--- SHORT EXERCISE ---
In the material below, find each line holding the string "Ballot" and copy it.

+++

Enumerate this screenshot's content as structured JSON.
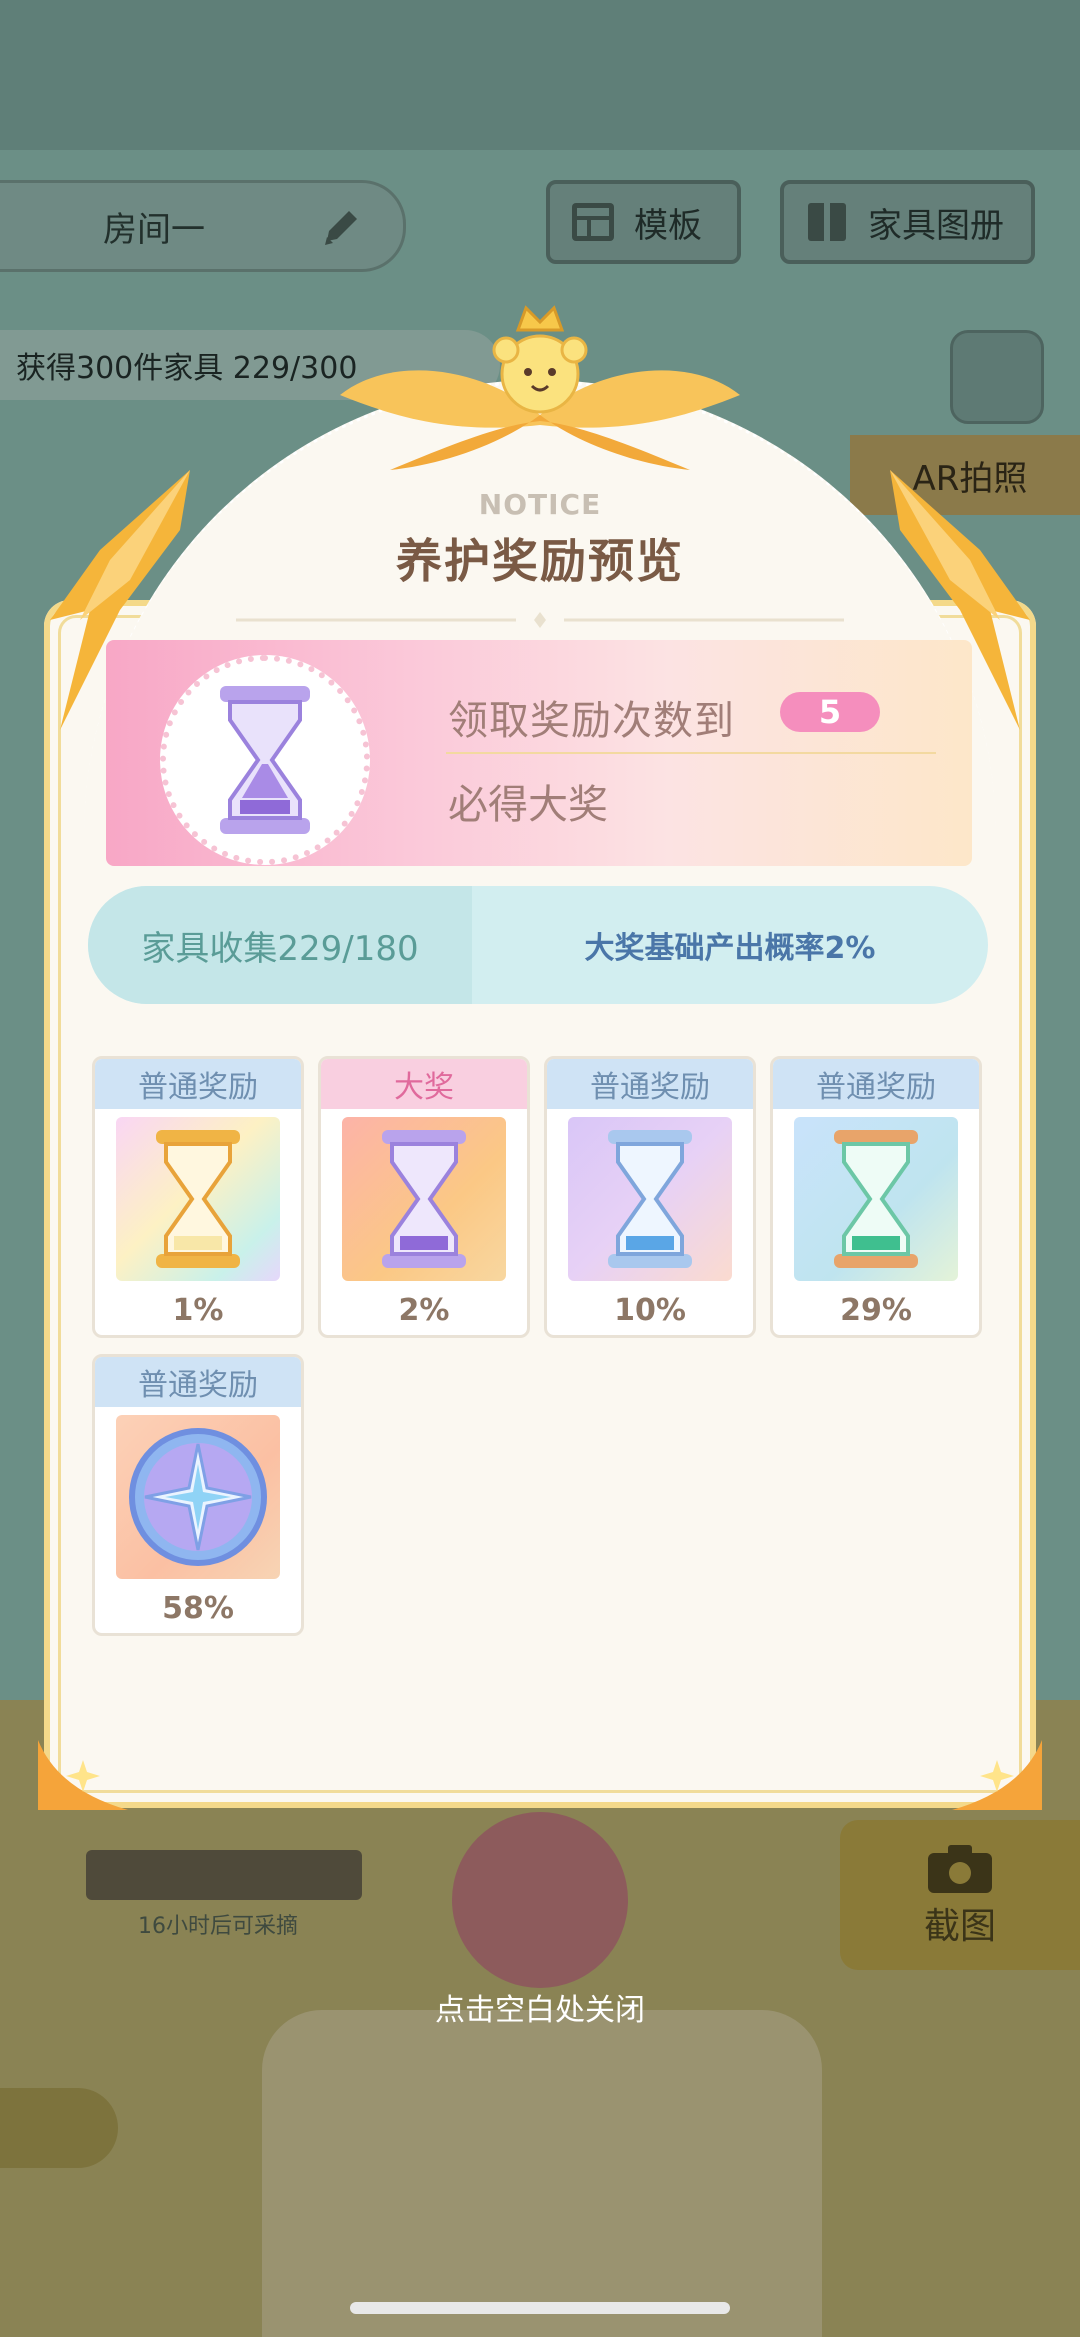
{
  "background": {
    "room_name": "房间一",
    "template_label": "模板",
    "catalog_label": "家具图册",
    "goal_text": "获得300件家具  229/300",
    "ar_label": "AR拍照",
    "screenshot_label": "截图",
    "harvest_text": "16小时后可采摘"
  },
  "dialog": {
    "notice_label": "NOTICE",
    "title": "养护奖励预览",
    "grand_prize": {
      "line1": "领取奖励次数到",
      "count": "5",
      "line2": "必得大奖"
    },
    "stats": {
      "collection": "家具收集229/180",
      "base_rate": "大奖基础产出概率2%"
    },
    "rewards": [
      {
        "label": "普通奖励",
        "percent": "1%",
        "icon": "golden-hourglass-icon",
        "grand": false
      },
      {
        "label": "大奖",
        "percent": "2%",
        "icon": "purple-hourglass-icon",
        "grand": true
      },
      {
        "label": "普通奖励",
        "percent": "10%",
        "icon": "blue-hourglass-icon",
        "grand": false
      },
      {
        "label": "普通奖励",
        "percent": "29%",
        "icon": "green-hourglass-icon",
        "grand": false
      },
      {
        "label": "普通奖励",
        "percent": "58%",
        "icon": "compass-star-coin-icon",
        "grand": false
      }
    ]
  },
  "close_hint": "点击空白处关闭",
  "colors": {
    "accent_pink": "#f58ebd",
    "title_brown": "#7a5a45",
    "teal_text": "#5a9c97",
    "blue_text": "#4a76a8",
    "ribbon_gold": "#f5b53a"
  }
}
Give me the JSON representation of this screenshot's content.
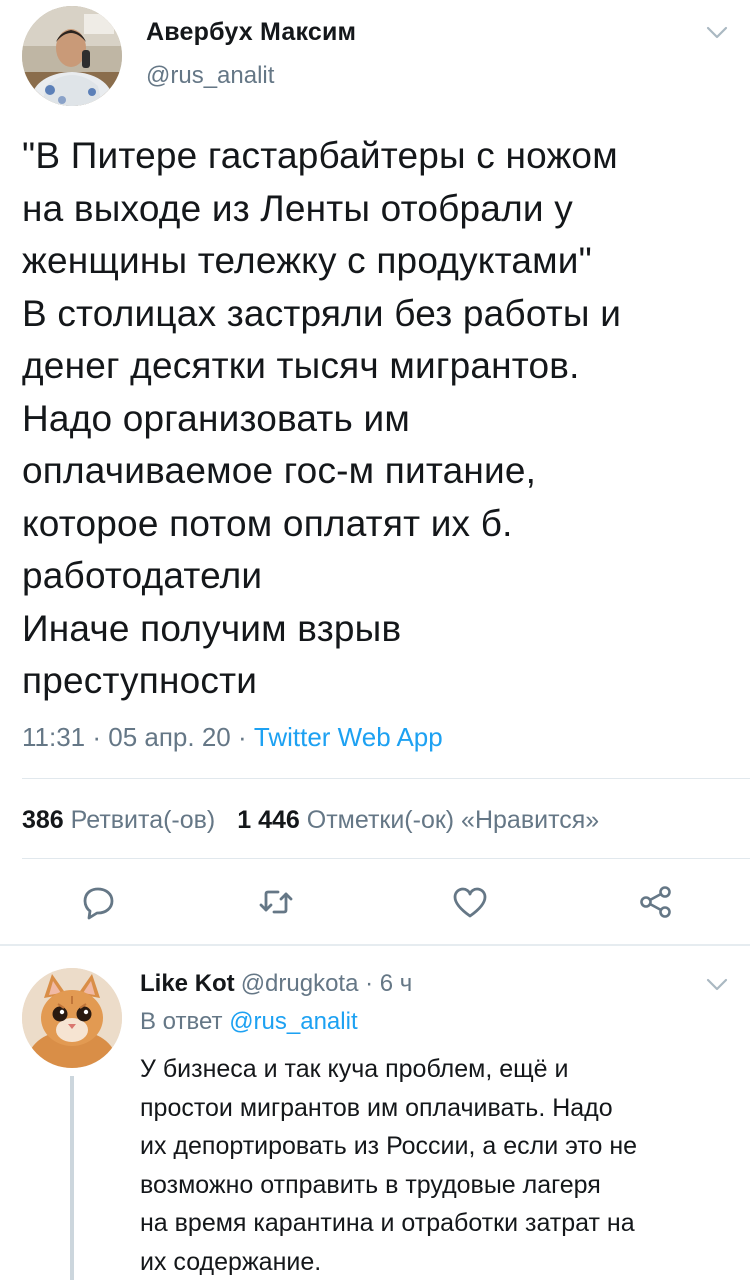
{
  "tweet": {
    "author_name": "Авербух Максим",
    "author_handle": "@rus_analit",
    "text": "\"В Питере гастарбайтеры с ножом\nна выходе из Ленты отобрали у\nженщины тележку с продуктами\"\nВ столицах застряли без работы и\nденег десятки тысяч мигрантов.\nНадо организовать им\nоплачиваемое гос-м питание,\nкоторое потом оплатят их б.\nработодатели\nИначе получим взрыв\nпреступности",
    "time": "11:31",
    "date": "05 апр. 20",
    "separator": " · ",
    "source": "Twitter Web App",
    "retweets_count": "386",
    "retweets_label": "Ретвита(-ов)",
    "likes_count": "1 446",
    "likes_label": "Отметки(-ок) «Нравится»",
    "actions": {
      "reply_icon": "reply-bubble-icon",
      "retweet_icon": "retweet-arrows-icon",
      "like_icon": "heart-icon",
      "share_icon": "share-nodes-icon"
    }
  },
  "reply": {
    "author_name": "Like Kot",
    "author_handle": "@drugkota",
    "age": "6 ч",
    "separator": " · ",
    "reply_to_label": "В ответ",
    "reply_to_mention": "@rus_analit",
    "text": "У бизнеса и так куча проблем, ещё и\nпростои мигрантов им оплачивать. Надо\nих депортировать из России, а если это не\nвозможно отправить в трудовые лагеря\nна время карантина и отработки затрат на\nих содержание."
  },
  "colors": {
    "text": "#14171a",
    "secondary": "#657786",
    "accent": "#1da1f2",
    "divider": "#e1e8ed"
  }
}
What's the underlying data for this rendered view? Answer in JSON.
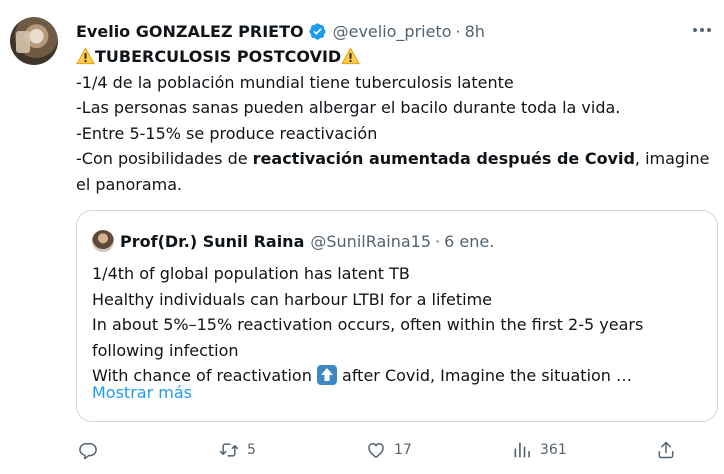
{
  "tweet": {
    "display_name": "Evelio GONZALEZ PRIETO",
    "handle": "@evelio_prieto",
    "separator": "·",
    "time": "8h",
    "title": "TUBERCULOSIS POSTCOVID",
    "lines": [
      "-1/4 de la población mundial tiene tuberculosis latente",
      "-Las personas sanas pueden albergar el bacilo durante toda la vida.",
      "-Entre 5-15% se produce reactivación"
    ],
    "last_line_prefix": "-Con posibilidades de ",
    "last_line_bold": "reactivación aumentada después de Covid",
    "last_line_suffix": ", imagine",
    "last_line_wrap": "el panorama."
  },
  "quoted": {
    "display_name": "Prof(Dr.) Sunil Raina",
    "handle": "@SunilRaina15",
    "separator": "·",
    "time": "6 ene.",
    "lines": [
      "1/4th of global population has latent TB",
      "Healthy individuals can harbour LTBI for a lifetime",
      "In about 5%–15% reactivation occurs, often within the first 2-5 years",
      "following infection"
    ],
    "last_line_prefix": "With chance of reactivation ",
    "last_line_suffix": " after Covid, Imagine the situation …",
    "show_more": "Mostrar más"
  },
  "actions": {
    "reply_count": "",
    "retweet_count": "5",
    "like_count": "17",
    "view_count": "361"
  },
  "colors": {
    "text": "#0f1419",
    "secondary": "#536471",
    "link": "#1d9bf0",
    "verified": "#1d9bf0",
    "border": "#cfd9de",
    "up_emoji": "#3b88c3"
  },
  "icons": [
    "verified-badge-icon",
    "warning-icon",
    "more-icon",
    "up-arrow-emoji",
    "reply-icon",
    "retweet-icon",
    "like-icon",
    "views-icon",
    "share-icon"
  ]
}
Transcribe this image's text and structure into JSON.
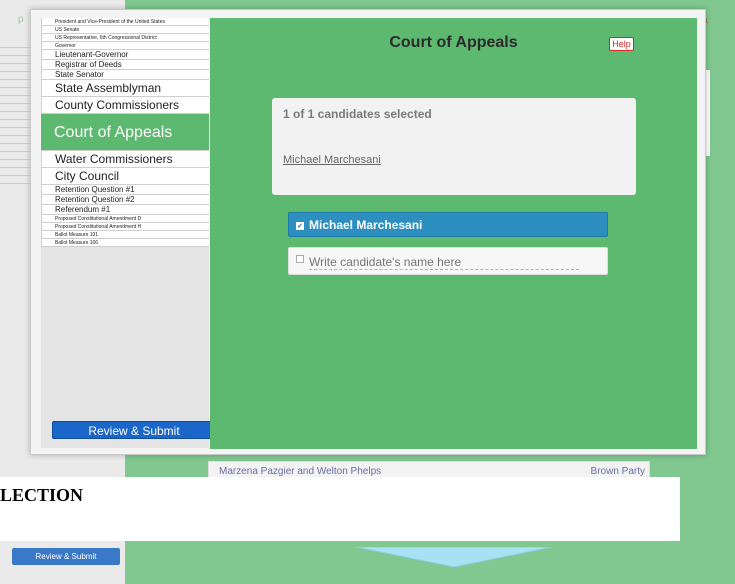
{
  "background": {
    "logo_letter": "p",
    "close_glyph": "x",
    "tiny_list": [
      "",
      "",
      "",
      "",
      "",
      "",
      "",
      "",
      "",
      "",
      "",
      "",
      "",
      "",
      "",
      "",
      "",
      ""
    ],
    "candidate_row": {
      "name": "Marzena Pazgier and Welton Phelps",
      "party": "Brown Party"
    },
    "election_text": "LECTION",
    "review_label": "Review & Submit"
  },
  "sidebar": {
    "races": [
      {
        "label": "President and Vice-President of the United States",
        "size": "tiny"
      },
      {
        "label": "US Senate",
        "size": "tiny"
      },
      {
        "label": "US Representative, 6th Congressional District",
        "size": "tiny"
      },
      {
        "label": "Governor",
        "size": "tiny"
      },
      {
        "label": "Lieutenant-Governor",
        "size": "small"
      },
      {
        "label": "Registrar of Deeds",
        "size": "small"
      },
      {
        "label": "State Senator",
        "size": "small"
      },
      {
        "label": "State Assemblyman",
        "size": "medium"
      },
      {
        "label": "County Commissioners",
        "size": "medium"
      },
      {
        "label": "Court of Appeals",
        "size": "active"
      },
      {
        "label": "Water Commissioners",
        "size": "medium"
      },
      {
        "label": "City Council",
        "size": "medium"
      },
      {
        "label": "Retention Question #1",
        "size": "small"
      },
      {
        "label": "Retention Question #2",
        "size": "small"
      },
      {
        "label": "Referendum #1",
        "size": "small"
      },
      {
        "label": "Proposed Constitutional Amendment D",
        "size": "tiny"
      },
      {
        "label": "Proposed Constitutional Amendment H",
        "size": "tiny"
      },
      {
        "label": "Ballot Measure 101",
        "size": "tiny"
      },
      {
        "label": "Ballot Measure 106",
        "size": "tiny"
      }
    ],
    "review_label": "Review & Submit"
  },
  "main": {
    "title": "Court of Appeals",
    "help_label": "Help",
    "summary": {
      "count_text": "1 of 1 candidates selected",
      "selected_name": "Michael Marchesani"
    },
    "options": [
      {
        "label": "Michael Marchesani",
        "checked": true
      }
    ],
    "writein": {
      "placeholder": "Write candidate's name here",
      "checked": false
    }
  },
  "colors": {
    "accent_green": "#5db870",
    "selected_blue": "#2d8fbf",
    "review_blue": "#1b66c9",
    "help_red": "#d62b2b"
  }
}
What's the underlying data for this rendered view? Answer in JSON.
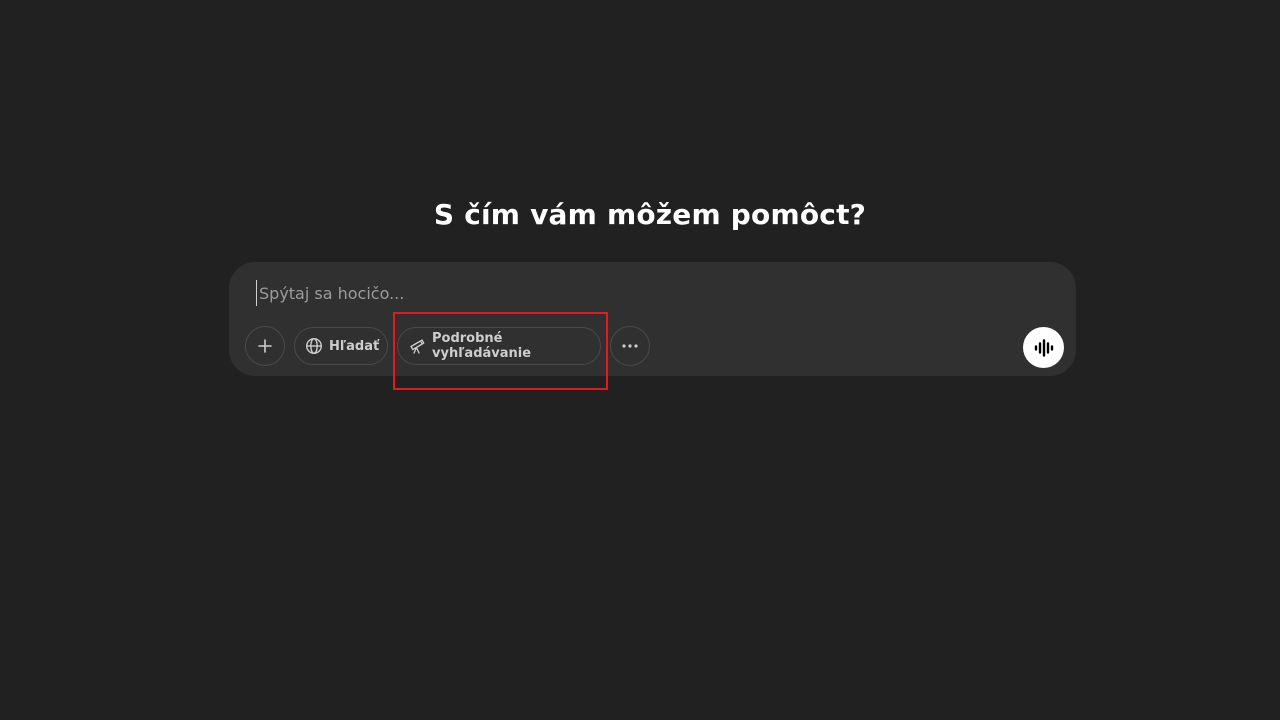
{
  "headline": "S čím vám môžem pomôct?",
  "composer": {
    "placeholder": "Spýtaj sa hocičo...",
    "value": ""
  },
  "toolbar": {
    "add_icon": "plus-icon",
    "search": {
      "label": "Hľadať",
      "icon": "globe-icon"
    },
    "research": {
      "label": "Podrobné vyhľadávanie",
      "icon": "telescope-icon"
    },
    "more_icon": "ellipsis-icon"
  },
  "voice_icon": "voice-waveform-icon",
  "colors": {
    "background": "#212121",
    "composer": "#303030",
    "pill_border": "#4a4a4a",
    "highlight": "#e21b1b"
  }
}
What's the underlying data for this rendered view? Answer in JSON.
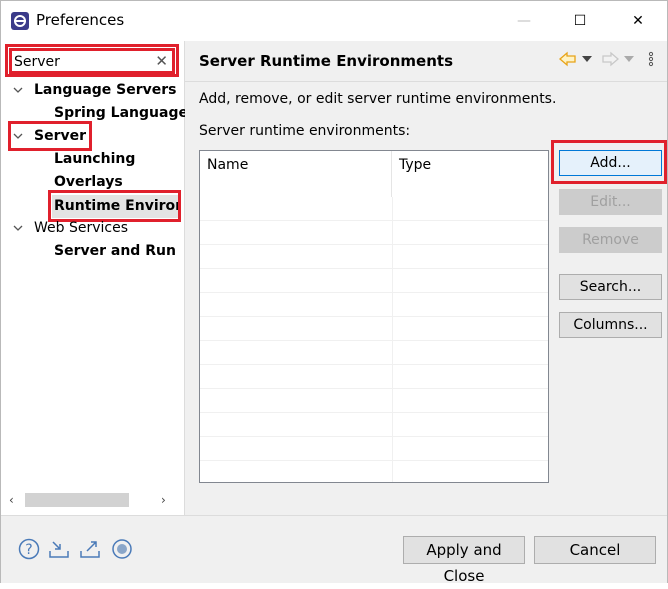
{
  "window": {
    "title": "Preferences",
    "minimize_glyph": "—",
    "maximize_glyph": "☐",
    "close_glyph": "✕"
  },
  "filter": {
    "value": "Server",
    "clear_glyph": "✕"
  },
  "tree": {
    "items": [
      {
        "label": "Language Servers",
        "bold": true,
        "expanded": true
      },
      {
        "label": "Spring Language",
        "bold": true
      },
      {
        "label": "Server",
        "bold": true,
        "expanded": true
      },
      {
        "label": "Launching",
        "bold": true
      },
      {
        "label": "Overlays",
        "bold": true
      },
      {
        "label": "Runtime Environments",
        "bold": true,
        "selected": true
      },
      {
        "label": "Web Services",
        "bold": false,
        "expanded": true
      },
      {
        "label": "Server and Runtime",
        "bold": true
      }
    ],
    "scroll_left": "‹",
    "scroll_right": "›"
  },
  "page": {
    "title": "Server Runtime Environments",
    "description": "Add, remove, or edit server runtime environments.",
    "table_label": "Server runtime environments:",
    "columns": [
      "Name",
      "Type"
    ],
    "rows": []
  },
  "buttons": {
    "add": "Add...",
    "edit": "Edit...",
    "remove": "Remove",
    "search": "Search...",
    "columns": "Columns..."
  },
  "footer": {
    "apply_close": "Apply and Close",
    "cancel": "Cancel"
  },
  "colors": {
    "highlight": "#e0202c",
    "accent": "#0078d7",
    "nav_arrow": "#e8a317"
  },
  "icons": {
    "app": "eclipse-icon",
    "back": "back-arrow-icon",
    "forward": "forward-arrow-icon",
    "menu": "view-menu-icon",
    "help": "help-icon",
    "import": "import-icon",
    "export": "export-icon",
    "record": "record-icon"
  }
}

+++

--- RESULT FOR THIS TASK ---
        "label": "Ballot Measure 101",
        "label": "Ballot Measure 106",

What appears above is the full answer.